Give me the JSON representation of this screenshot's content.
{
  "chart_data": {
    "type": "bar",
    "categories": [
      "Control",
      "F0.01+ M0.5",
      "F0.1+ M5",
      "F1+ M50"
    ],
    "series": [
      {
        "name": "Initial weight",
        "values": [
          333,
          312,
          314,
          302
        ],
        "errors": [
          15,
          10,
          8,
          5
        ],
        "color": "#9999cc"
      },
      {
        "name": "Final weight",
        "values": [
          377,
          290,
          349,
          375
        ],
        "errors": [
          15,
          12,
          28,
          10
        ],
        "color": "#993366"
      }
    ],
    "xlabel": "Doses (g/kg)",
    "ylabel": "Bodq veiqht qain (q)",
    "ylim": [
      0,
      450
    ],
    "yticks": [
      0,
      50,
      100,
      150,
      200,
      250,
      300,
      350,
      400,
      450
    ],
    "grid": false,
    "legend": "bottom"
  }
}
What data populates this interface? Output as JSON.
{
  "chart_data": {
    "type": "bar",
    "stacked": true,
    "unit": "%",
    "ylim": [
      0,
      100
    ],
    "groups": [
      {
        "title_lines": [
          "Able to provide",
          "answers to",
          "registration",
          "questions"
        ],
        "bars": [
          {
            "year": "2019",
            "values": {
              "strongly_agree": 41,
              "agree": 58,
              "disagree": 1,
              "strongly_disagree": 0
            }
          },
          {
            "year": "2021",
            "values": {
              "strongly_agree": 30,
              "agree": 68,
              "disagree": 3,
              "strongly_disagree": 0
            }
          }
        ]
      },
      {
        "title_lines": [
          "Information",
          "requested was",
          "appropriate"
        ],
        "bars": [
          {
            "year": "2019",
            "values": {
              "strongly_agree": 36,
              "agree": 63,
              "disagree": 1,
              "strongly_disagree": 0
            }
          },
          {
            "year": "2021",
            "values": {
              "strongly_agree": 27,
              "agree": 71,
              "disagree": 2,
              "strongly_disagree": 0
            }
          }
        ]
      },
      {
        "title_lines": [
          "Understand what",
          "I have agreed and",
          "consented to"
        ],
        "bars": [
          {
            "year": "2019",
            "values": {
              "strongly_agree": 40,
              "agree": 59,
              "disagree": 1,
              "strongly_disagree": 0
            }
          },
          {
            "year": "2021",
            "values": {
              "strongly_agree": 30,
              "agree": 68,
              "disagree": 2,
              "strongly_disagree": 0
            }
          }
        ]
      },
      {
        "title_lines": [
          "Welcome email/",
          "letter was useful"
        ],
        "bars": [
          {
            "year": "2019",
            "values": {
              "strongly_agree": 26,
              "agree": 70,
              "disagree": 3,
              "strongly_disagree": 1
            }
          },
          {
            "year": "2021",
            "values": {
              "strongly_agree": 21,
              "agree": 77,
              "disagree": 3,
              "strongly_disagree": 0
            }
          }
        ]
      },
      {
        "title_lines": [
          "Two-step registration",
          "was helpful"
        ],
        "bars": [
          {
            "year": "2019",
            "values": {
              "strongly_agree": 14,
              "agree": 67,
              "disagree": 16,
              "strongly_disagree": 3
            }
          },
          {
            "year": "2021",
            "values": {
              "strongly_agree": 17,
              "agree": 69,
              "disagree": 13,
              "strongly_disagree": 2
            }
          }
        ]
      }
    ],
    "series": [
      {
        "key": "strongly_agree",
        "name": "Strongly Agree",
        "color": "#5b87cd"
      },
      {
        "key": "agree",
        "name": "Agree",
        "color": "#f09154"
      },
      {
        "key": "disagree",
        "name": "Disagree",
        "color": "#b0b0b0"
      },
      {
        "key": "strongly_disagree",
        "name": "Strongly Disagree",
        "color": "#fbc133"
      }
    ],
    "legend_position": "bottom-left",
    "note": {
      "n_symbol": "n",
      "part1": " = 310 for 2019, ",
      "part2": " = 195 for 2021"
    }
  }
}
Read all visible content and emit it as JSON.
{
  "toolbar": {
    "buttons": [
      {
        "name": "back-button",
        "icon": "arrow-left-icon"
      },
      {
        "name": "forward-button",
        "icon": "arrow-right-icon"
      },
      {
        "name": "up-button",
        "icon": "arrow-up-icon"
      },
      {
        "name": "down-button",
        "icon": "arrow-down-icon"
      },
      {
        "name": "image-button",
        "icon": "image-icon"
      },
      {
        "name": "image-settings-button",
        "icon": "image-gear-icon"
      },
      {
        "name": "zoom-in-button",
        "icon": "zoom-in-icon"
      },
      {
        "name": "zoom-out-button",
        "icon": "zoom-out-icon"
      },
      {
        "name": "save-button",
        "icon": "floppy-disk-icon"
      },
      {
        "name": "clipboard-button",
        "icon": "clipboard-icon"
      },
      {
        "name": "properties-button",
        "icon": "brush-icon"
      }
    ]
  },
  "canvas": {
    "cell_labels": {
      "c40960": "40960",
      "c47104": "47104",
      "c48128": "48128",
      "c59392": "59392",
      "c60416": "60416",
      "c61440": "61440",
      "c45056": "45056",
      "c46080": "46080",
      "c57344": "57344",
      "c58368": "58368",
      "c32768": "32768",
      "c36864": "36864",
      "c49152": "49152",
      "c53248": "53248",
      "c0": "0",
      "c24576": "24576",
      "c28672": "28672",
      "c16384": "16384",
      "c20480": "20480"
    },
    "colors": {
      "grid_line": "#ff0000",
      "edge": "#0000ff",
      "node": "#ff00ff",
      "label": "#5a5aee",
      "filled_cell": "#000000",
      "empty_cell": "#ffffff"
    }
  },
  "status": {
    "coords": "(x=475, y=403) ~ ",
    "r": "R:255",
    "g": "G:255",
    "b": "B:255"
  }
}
******************************
- _Set problem_:
Collect each line containing the string "arrow".

- _Response to this task_:
        "icon": "arrow-left-icon"
        "icon": "arrow-right-icon"
        "icon": "arrow-up-icon"
        "icon": "arrow-down-icon"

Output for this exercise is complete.